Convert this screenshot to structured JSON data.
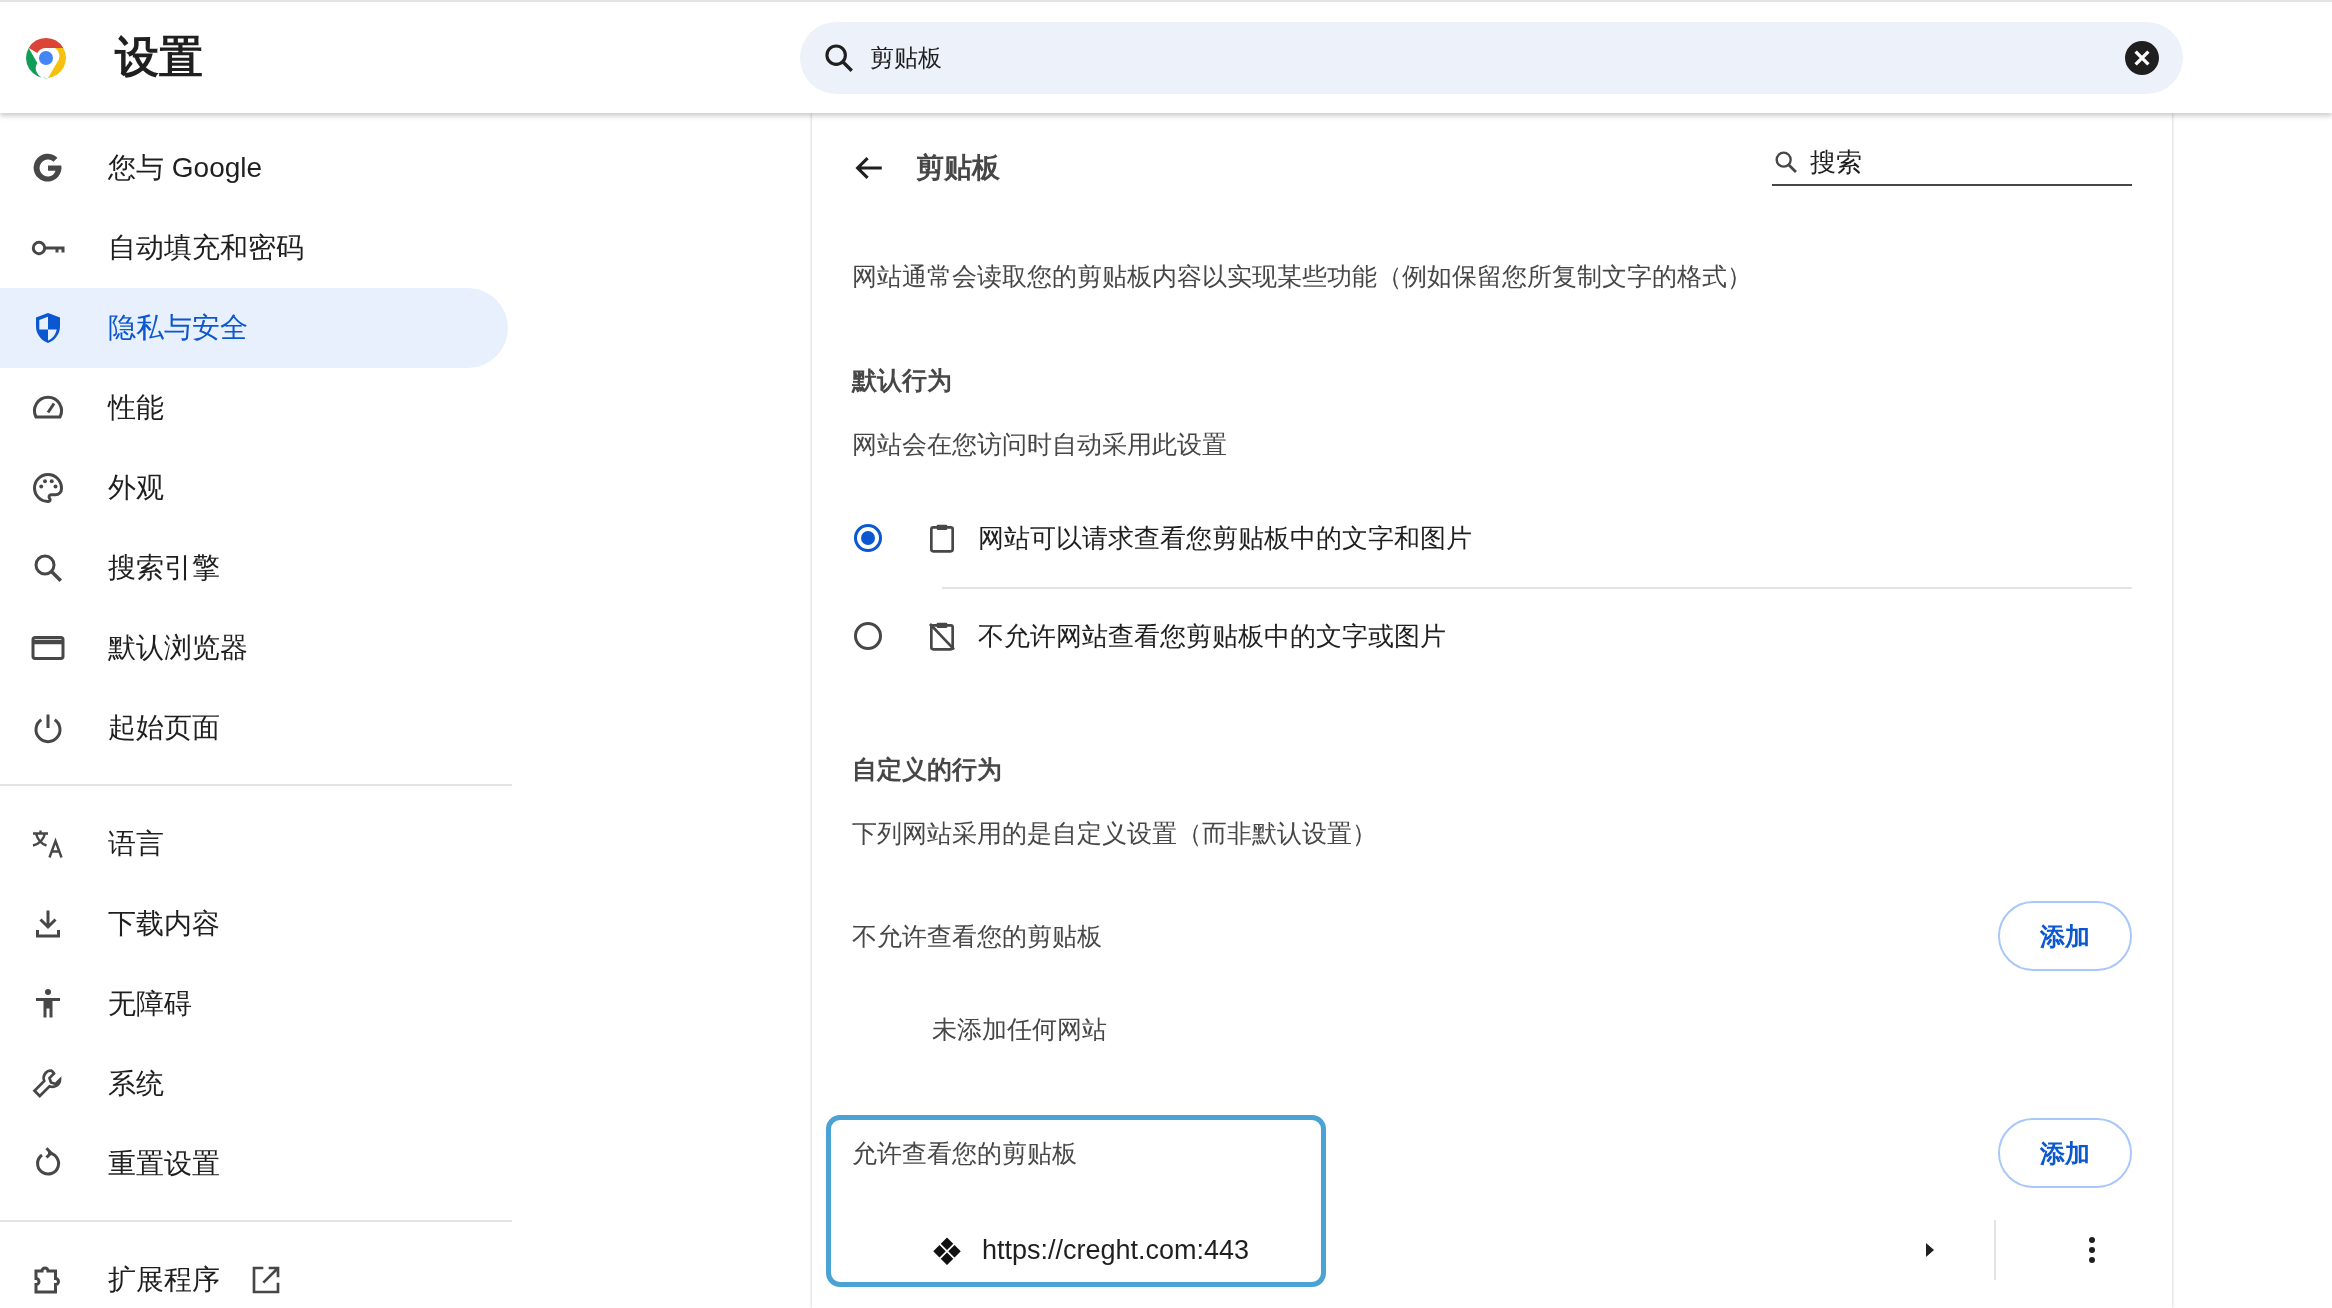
{
  "header": {
    "title": "设置",
    "search": {
      "value": "剪贴板"
    }
  },
  "sidebar": {
    "groups": [
      {
        "items": [
          {
            "label": "您与 Google",
            "selected": false,
            "kind": "link"
          },
          {
            "label": "自动填充和密码",
            "selected": false,
            "kind": "link"
          },
          {
            "label": "隐私与安全",
            "selected": true,
            "kind": "link"
          },
          {
            "label": "性能",
            "selected": false,
            "kind": "link"
          },
          {
            "label": "外观",
            "selected": false,
            "kind": "link"
          },
          {
            "label": "搜索引擎",
            "selected": false,
            "kind": "link"
          },
          {
            "label": "默认浏览器",
            "selected": false,
            "kind": "link"
          },
          {
            "label": "起始页面",
            "selected": false,
            "kind": "link"
          }
        ]
      },
      {
        "items": [
          {
            "label": "语言",
            "selected": false,
            "kind": "link"
          },
          {
            "label": "下载内容",
            "selected": false,
            "kind": "link"
          },
          {
            "label": "无障碍",
            "selected": false,
            "kind": "link"
          },
          {
            "label": "系统",
            "selected": false,
            "kind": "link"
          },
          {
            "label": "重置设置",
            "selected": false,
            "kind": "link"
          }
        ]
      },
      {
        "items": [
          {
            "label": "扩展程序",
            "selected": false,
            "kind": "external"
          }
        ]
      }
    ]
  },
  "page": {
    "title": "剪贴板",
    "search": {
      "placeholder": "搜索"
    },
    "description": "网站通常会读取您的剪贴板内容以实现某些功能（例如保留您所复制文字的格式）",
    "default_behavior": {
      "heading": "默认行为",
      "subtext": "网站会在您访问时自动采用此设置",
      "options": [
        {
          "label": "网站可以请求查看您剪贴板中的文字和图片",
          "selected": true,
          "kind": "allow"
        },
        {
          "label": "不允许网站查看您剪贴板中的文字或图片",
          "selected": false,
          "kind": "block"
        }
      ]
    },
    "custom_behavior": {
      "heading": "自定义的行为",
      "subtext": "下列网站采用的是自定义设置（而非默认设置）",
      "sections": [
        {
          "title": "不允许查看您的剪贴板",
          "button": "添加",
          "focused": false,
          "empty_text": "未添加任何网站"
        },
        {
          "title": "允许查看您的剪贴板",
          "button": "添加",
          "focused": true,
          "sites": [
            {
              "url": "https://creght.com:443"
            }
          ]
        }
      ]
    }
  }
}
____
Your task is to reproduce all of the material exactly. The pictures stay out.

Convert this screenshot to structured JSON data.
{
  "header": {
    "title": "设置",
    "search": {
      "value": "剪贴板"
    }
  },
  "sidebar": {
    "groups": [
      {
        "items": [
          {
            "label": "您与 Google",
            "selected": false,
            "kind": "link"
          },
          {
            "label": "自动填充和密码",
            "selected": false,
            "kind": "link"
          },
          {
            "label": "隐私与安全",
            "selected": true,
            "kind": "link"
          },
          {
            "label": "性能",
            "selected": false,
            "kind": "link"
          },
          {
            "label": "外观",
            "selected": false,
            "kind": "link"
          },
          {
            "label": "搜索引擎",
            "selected": false,
            "kind": "link"
          },
          {
            "label": "默认浏览器",
            "selected": false,
            "kind": "link"
          },
          {
            "label": "起始页面",
            "selected": false,
            "kind": "link"
          }
        ]
      },
      {
        "items": [
          {
            "label": "语言",
            "selected": false,
            "kind": "link"
          },
          {
            "label": "下载内容",
            "selected": false,
            "kind": "link"
          },
          {
            "label": "无障碍",
            "selected": false,
            "kind": "link"
          },
          {
            "label": "系统",
            "selected": false,
            "kind": "link"
          },
          {
            "label": "重置设置",
            "selected": false,
            "kind": "link"
          }
        ]
      },
      {
        "items": [
          {
            "label": "扩展程序",
            "selected": false,
            "kind": "external"
          }
        ]
      }
    ]
  },
  "page": {
    "title": "剪贴板",
    "search": {
      "placeholder": "搜索"
    },
    "description": "网站通常会读取您的剪贴板内容以实现某些功能（例如保留您所复制文字的格式）",
    "default_behavior": {
      "heading": "默认行为",
      "subtext": "网站会在您访问时自动采用此设置",
      "options": [
        {
          "label": "网站可以请求查看您剪贴板中的文字和图片",
          "selected": true,
          "kind": "allow"
        },
        {
          "label": "不允许网站查看您剪贴板中的文字或图片",
          "selected": false,
          "kind": "block"
        }
      ]
    },
    "custom_behavior": {
      "heading": "自定义的行为",
      "subtext": "下列网站采用的是自定义设置（而非默认设置）",
      "sections": [
        {
          "title": "不允许查看您的剪贴板",
          "button": "添加",
          "focused": false,
          "empty_text": "未添加任何网站"
        },
        {
          "title": "允许查看您的剪贴板",
          "button": "添加",
          "focused": true,
          "sites": [
            {
              "url": "https://creght.com:443"
            }
          ]
        }
      ]
    }
  }
}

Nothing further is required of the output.